> **Prompt**
Skip the pictures and quote all of the lines exactly.
---------- Available records
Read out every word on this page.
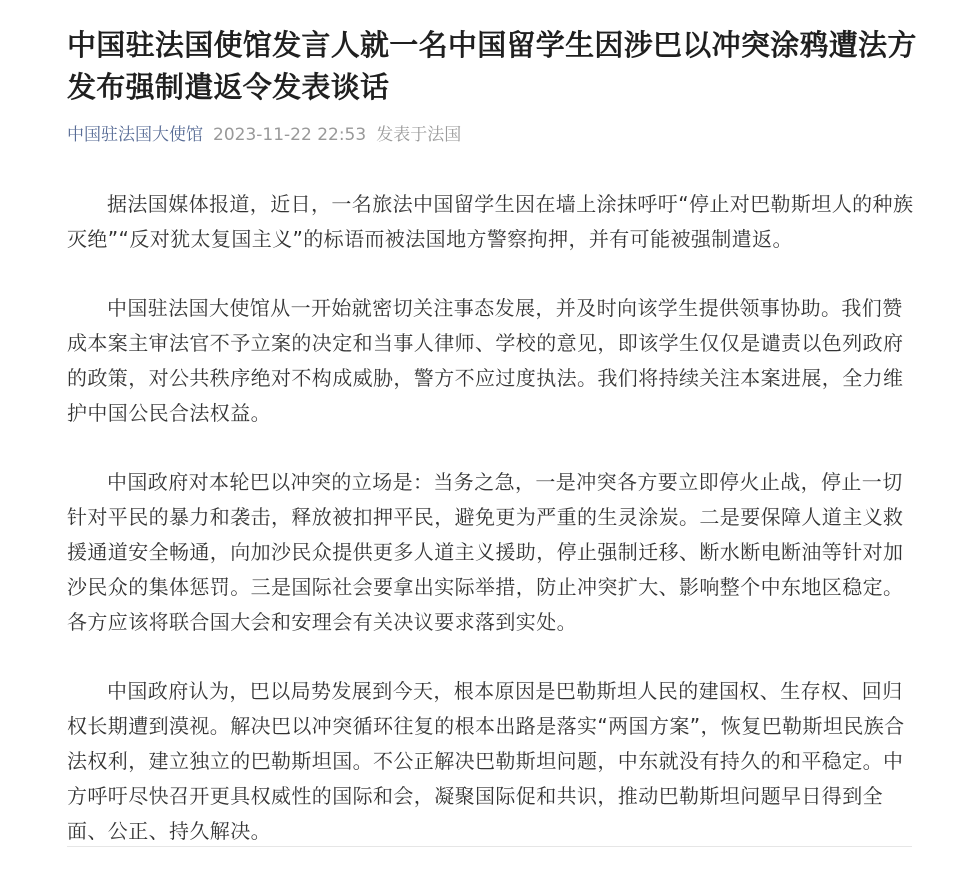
中国驻法国使馆发言人就一名中国留学生因涉巴以冲突涂鸦遭法方发布强制遣返令发表谈话
中国驻法国大使馆 2023-11-22 22:53 发表于法国

据法国媒体报道，近日，一名旅法中国留学生因在墙上涂抹呼吁“停止对巴勒斯坦人的种族灭绝”“反对犹太复国主义”的标语而被法国地方警察拘押，并有可能被强制遣返。

中国驻法国大使馆从一开始就密切关注事态发展，并及时向该学生提供领事协助。我们赞成本案主审法官不予立案的决定和当事人律师、学校的意见，即该学生仅仅是谴责以色列政府的政策，对公共秩序绝对不构成威胁，警方不应过度执法。我们将持续关注本案进展，全力维护中国公民合法权益。

中国政府对本轮巴以冲突的立场是：当务之急，一是冲突各方要立即停火止战，停止一切针对平民的暴力和袭击，释放被扣押平民，避免更为严重的生灵涂炭。二是要保障人道主义救援通道安全畅通，向加沙民众提供更多人道主义援助，停止强制迁移、断水断电断油等针对加沙民众的集体惩罚。三是国际社会要拿出实际举措，防止冲突扩大、影响整个中东地区稳定。各方应该将联合国大会和安理会有关决议要求落到实处。

中国政府认为，巴以局势发展到今天，根本原因是巴勒斯坦人民的建国权、生存权、回归权长期遭到漠视。解决巴以冲突循环往复的根本出路是落实“两国方案”，恢复巴勒斯坦民族合法权利，建立独立的巴勒斯坦国。不公正解决巴勒斯坦问题，中东就没有持久的和平稳定。中方呼吁尽快召开更具权威性的国际和会，凝聚国际促和共识，推动巴勒斯坦问题早日得到全面、公正、持久解决。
--------------------
> **Result of this exercise**
Read out every word on this page.
中国驻法国使馆发言人就一名中国留学生因涉巴以冲突涂鸦遭法方发布强制遣返令发表谈话
中国驻法国大使馆 2023-11-22 22:53 发表于法国

据法国媒体报道，近日，一名旅法中国留学生因在墙上涂抹呼吁“停止对巴勒斯坦人的种族灭绝”“反对犹太复国主义”的标语而被法国地方警察拘押，并有可能被强制遣返。

中国驻法国大使馆从一开始就密切关注事态发展，并及时向该学生提供领事协助。我们赞成本案主审法官不予立案的决定和当事人律师、学校的意见，即该学生仅仅是谴责以色列政府的政策，对公共秩序绝对不构成威胁，警方不应过度执法。我们将持续关注本案进展，全力维护中国公民合法权益。

中国政府对本轮巴以冲突的立场是：当务之急，一是冲突各方要立即停火止战，停止一切针对平民的暴力和袭击，释放被扣押平民，避免更为严重的生灵涂炭。二是要保障人道主义救援通道安全畅通，向加沙民众提供更多人道主义援助，停止强制迁移、断水断电断油等针对加沙民众的集体惩罚。三是国际社会要拿出实际举措，防止冲突扩大、影响整个中东地区稳定。各方应该将联合国大会和安理会有关决议要求落到实处。

中国政府认为，巴以局势发展到今天，根本原因是巴勒斯坦人民的建国权、生存权、回归权长期遭到漠视。解决巴以冲突循环往复的根本出路是落实“两国方案”，恢复巴勒斯坦民族合法权利，建立独立的巴勒斯坦国。不公正解决巴勒斯坦问题，中东就没有持久的和平稳定。中方呼吁尽快召开更具权威性的国际和会，凝聚国际促和共识，推动巴勒斯坦问题早日得到全面、公正、持久解决。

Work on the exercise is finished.